**GIVEN TASK**
Each line of the listing that contains the word "cách" is to be copied.

[Dataset rows]
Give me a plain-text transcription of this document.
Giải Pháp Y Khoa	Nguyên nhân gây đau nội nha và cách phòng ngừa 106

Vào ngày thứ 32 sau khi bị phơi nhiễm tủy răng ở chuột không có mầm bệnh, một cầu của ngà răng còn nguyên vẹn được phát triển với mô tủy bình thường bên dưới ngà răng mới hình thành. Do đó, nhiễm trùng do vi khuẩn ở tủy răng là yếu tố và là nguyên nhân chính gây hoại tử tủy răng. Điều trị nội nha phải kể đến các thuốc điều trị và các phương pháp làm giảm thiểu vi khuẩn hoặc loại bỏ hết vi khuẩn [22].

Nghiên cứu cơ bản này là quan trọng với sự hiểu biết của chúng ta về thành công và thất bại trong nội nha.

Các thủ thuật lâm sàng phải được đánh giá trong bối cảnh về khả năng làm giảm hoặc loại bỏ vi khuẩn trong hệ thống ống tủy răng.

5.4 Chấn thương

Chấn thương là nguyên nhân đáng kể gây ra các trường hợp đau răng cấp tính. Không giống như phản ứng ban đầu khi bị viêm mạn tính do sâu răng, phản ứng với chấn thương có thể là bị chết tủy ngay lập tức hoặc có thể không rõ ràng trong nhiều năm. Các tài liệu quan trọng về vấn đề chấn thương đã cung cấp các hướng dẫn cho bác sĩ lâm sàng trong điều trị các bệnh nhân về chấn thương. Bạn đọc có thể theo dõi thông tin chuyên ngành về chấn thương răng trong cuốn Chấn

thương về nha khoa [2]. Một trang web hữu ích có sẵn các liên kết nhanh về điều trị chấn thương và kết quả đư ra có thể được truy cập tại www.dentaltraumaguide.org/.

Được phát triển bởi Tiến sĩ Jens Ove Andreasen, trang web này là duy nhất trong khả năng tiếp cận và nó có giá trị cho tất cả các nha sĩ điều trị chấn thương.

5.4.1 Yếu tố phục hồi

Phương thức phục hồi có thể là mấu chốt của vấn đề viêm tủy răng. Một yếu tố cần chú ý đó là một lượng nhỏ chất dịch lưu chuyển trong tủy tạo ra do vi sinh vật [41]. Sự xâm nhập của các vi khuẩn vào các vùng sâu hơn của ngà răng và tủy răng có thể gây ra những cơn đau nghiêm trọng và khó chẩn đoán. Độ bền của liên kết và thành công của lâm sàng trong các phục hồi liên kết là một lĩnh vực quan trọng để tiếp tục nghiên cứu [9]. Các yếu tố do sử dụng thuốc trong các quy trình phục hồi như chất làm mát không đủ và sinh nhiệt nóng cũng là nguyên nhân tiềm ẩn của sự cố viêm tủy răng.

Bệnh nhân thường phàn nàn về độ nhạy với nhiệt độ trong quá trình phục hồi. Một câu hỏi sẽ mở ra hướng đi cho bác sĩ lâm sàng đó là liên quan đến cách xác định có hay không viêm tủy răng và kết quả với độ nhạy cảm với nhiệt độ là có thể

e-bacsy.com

**EXERCISE OUTPUT**
Giải Pháp Y Khoa	Nguyên nhân gây đau nội nha và cách phòng ngừa 106
Bệnh nhân thường phàn nàn về độ nhạy với nhiệt độ trong quá trình phục hồi. Một câu hỏi sẽ mở ra hướng đi cho bác sĩ lâm sàng đó là liên quan đến cách xác định có hay không viêm tủy răng và kết quả với độ nhạy cảm với nhiệt độ là có thể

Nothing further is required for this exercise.